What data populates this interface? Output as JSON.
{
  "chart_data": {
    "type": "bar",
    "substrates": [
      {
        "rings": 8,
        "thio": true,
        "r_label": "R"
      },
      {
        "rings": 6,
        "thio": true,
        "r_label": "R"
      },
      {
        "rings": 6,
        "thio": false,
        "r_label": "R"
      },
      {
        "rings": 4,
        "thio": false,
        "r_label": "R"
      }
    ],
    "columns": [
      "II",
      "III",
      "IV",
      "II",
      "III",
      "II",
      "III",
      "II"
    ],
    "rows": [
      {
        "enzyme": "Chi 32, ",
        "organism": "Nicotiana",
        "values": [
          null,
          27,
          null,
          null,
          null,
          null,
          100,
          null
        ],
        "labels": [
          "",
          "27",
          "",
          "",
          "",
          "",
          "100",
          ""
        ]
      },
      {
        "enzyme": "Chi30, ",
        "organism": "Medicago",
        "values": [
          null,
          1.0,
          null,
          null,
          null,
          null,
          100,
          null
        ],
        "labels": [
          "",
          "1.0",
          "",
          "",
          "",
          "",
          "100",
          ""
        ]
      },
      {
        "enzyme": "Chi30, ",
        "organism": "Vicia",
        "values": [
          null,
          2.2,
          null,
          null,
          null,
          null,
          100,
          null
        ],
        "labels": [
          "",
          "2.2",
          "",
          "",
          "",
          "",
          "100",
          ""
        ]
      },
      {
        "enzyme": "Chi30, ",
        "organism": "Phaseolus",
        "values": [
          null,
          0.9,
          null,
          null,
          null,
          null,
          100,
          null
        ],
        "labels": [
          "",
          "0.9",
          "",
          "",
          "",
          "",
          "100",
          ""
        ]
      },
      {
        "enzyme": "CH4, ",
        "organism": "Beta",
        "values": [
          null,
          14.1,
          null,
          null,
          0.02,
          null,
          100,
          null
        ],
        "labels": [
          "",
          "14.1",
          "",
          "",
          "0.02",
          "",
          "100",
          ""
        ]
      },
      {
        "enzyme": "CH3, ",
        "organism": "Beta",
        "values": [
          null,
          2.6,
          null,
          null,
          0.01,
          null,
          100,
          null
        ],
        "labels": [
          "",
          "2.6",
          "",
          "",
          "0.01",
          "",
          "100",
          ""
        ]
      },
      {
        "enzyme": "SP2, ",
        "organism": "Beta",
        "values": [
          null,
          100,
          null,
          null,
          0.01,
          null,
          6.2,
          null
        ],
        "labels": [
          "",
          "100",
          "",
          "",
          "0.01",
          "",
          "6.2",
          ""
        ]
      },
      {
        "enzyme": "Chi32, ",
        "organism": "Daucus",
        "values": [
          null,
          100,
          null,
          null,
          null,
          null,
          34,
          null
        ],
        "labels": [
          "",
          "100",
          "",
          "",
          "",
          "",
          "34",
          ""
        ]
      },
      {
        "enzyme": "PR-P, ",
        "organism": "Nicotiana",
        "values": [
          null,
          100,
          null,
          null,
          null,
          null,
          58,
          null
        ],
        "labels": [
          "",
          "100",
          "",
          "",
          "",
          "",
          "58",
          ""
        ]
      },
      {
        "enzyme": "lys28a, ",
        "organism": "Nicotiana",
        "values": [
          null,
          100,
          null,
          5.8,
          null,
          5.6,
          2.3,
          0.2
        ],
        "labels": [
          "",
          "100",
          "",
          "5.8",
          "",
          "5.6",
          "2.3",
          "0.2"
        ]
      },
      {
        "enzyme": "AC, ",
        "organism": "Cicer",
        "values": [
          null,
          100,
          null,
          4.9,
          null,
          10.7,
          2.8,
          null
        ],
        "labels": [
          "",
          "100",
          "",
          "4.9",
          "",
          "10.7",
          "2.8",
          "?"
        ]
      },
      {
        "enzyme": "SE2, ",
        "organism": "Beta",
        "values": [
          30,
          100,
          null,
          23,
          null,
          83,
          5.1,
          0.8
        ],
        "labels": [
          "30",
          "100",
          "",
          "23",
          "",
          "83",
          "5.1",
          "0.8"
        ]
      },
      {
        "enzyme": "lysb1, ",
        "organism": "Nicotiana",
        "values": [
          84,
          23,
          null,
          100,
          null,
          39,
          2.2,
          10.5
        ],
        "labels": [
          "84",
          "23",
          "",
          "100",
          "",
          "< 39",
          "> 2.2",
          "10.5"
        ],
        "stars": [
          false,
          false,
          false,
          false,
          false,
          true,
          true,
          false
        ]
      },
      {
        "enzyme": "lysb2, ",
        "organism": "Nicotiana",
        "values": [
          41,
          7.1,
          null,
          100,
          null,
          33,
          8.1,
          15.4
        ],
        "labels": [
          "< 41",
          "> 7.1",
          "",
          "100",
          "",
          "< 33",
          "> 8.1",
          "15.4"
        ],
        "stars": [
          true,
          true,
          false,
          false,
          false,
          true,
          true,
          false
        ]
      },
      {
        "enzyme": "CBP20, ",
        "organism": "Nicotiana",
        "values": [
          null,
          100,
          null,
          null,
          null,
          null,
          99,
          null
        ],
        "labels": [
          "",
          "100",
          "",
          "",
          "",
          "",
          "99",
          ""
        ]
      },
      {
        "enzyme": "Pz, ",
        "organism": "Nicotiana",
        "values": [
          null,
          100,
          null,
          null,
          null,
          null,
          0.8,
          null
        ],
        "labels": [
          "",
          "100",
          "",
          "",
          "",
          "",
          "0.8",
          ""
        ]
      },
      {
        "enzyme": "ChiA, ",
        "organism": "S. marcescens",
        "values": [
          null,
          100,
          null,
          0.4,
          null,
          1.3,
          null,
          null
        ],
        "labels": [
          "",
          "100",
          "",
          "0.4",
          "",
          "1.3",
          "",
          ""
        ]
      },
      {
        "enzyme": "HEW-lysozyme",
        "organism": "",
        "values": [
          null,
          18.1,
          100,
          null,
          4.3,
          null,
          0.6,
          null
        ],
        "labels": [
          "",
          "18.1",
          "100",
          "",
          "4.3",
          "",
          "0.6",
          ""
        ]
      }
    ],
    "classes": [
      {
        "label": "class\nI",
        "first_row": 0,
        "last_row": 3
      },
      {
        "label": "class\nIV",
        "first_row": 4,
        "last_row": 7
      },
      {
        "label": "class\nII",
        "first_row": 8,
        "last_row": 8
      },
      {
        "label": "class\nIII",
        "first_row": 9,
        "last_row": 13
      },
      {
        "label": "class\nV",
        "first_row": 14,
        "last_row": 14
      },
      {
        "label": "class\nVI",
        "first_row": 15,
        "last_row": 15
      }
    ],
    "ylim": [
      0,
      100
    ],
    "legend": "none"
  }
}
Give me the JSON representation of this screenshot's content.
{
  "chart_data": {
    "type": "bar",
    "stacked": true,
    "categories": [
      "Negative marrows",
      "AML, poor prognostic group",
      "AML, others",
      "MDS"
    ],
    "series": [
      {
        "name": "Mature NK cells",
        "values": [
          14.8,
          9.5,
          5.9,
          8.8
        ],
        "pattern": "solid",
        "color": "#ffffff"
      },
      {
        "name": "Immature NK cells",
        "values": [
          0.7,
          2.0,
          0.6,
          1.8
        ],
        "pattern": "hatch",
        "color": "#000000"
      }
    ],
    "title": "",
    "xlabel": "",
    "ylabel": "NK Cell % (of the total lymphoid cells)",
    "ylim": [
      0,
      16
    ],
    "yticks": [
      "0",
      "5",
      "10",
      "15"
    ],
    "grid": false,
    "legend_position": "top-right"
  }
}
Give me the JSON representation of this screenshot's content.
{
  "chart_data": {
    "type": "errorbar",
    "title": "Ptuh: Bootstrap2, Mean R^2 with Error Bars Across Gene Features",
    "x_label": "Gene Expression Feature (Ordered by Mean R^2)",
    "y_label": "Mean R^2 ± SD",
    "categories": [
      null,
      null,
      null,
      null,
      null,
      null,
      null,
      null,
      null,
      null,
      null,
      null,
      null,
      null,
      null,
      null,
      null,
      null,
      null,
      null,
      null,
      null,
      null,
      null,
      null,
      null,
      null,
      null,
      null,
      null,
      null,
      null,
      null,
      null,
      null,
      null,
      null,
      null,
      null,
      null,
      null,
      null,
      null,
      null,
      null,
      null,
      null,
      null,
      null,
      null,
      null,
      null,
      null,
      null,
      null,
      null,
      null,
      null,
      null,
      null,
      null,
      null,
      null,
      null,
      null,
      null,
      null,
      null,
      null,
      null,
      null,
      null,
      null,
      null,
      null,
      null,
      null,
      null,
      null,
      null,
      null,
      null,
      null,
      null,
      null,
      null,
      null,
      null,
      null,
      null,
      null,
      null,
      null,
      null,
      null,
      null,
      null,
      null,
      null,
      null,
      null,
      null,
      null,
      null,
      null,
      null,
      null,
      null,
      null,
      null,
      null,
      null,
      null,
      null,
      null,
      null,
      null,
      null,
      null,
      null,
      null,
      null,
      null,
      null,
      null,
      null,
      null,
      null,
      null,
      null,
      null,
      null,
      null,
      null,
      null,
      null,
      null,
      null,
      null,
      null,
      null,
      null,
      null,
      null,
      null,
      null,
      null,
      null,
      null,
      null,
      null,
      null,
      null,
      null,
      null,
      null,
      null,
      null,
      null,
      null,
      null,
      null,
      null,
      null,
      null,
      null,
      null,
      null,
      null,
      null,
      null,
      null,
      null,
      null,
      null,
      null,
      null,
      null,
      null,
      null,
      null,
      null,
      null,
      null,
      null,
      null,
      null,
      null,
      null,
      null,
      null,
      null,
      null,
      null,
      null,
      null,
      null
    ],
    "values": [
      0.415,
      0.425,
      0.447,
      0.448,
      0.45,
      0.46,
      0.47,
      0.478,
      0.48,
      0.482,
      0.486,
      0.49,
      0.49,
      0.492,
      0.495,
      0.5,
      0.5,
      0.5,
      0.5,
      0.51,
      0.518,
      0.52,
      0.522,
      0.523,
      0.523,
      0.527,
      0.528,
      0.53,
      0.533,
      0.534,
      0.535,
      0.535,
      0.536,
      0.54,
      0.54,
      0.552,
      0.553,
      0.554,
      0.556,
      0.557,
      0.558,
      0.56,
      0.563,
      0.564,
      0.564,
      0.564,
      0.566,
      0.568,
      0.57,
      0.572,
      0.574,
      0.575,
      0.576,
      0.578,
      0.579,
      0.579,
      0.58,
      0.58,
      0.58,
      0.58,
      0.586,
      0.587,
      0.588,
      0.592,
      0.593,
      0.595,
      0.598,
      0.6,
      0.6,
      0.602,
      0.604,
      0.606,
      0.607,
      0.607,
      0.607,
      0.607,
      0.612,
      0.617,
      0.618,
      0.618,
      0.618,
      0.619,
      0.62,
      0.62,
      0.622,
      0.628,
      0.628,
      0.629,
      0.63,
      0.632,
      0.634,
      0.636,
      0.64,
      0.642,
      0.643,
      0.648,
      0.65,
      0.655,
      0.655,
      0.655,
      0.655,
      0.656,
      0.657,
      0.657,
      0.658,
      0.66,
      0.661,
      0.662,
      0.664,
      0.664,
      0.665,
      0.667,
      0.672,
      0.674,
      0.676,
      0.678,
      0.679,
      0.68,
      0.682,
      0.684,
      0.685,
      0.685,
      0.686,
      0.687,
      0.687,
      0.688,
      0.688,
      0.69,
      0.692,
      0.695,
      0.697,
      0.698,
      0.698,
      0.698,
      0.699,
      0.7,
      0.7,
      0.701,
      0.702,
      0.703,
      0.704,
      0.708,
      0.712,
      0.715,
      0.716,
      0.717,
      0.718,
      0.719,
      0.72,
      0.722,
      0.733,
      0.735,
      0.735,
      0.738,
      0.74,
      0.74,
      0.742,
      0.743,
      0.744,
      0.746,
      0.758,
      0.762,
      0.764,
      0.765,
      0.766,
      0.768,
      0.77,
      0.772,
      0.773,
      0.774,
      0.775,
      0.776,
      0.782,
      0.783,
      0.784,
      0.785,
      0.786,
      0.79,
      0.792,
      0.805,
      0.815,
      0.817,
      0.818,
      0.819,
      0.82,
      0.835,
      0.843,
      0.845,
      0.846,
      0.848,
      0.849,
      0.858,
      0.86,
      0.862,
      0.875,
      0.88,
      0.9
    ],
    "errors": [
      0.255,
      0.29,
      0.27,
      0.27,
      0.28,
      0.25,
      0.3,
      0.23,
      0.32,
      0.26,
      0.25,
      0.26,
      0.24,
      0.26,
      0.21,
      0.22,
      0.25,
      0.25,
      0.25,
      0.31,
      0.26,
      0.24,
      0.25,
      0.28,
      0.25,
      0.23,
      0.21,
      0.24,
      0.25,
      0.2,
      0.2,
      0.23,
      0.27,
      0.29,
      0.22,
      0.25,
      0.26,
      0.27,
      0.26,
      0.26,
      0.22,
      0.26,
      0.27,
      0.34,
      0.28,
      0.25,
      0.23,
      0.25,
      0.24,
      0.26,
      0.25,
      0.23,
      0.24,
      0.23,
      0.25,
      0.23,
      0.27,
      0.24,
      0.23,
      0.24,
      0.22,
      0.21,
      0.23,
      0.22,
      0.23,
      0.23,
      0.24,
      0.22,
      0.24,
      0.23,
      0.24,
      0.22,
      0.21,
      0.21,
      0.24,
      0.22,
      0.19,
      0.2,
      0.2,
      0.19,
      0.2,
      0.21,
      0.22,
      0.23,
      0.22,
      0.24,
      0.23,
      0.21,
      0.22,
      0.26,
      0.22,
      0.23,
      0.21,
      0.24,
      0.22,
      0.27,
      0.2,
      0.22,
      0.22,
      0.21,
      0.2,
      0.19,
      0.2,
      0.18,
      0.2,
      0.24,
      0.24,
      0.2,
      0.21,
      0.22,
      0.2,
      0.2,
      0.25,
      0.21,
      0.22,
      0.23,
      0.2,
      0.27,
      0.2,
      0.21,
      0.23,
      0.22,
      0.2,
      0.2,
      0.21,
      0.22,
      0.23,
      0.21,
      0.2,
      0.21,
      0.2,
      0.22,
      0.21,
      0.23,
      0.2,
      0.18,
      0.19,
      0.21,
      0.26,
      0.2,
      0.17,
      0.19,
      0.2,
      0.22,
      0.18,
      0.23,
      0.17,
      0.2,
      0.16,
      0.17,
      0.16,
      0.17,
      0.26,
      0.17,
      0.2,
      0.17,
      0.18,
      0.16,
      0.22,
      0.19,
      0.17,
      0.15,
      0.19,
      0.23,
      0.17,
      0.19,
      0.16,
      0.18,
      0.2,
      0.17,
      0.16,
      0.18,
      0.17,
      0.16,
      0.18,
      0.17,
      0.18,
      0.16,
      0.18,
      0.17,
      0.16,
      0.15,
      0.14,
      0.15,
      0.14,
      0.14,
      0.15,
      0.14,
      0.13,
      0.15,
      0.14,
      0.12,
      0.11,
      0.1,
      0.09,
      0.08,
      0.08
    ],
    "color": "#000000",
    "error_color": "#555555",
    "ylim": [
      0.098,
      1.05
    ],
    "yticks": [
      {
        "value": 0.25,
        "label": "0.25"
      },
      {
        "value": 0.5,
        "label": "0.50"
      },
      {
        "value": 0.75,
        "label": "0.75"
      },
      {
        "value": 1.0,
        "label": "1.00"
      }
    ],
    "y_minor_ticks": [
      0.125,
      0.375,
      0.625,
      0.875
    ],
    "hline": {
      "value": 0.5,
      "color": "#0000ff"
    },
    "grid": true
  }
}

================================

## Exercise goal
Report how many lines above hold the string "title", giving nothing but the number.

## Output below
2